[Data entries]
....
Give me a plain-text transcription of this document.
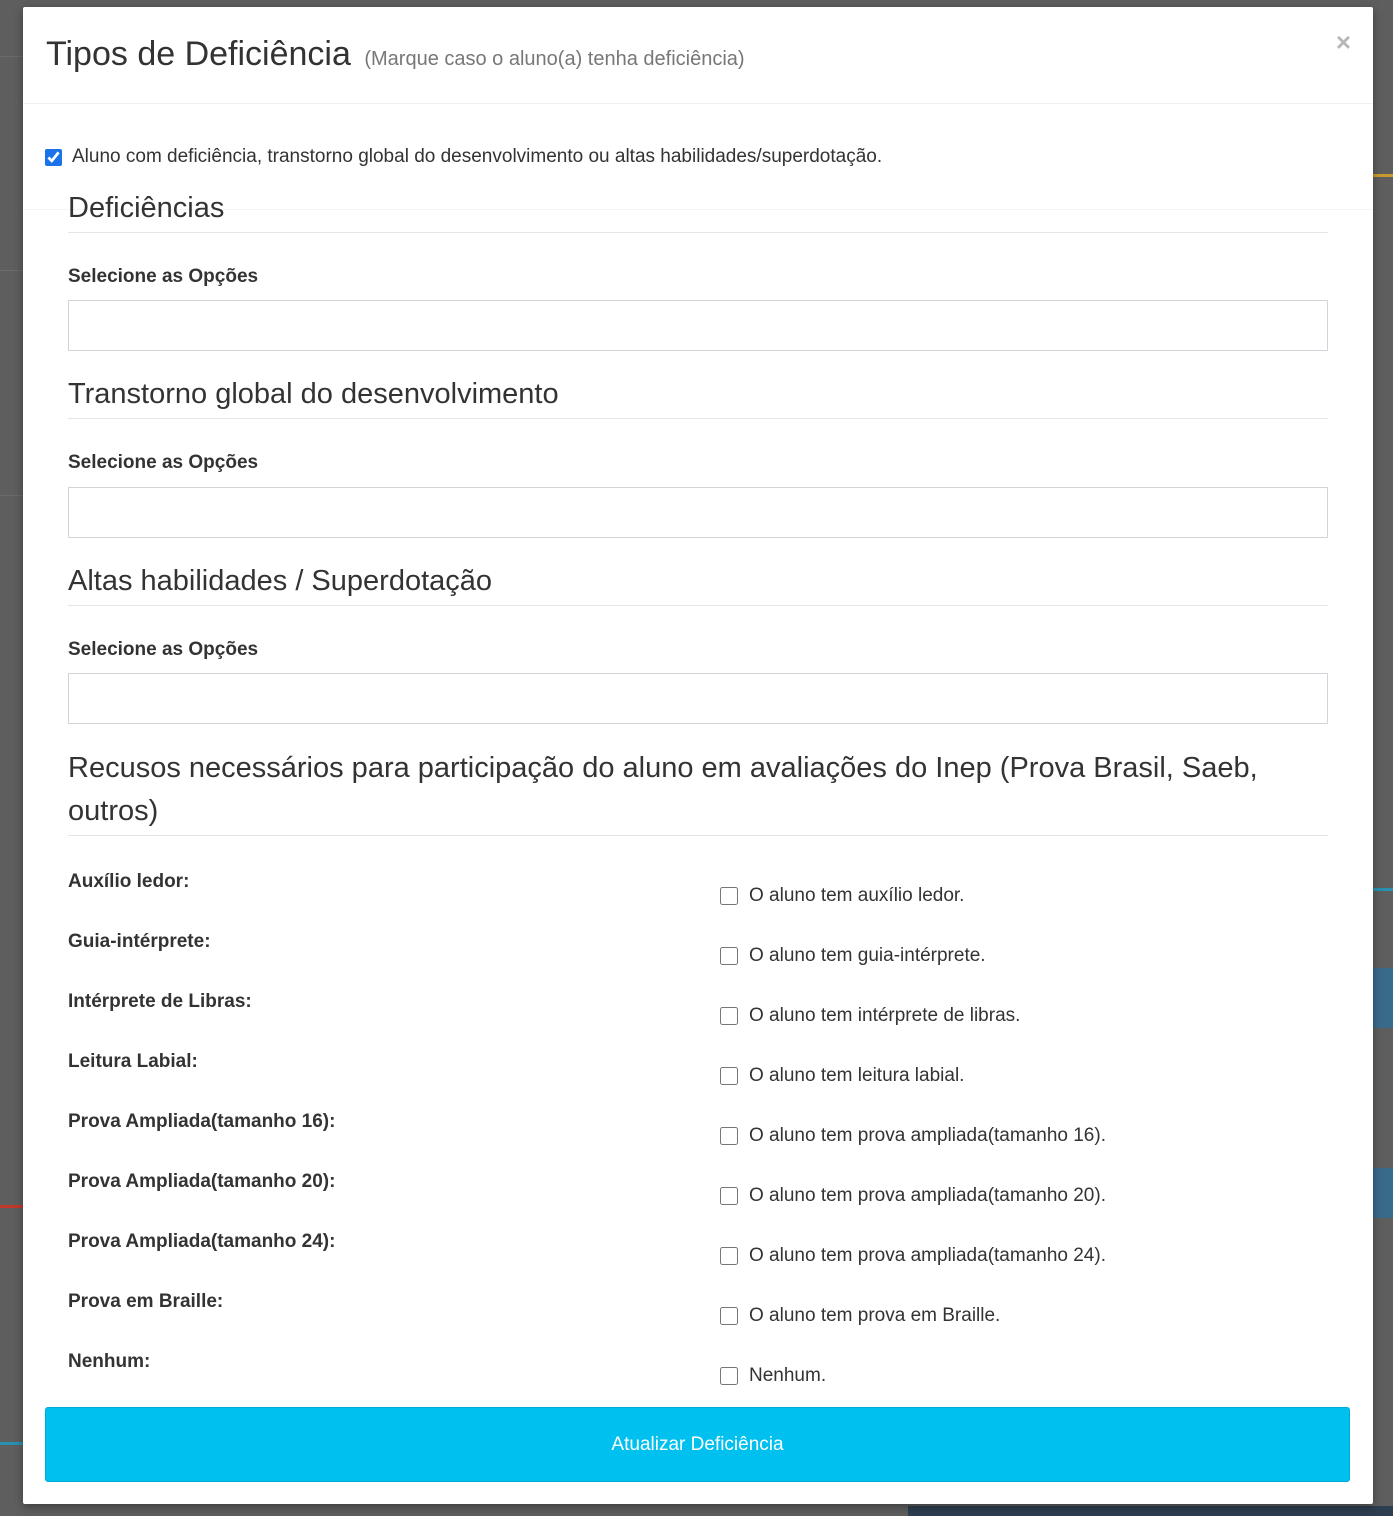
Tipos de Deficiência (Marque caso o aluno(a) tenha deficiência)
×
Aluno com deficiência, transtorno global do desenvolvimento ou altas habilidades/superdotação.
Deficiências
Selecione as Opções
Transtorno global do desenvolvimento
Selecione as Opções
Altas habilidades / Superdotação
Selecione as Opções
Recusos necessários para participação do aluno em avaliações do Inep (Prova Brasil, Saeb, outros)
Auxílio ledor:
O aluno tem auxílio ledor.
Guia-intérprete:
O aluno tem guia-intérprete.
Intérprete de Libras:
O aluno tem intérprete de libras.
Leitura Labial:
O aluno tem leitura labial.
Prova Ampliada(tamanho 16):
O aluno tem prova ampliada(tamanho 16).
Prova Ampliada(tamanho 20):
O aluno tem prova ampliada(tamanho 20).
Prova Ampliada(tamanho 24):
O aluno tem prova ampliada(tamanho 24).
Prova em Braille:
O aluno tem prova em Braille.
Nenhum:
Nenhum.
Atualizar Deficiência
....
Given instruction |
Pull out every line above that holds the word "tamanho".

Complete response |
Prova Ampliada(tamanho 16):
O aluno tem prova ampliada(tamanho 16).
Prova Ampliada(tamanho 20):
O aluno tem prova ampliada(tamanho 20).
Prova Ampliada(tamanho 24):
O aluno tem prova ampliada(tamanho 24).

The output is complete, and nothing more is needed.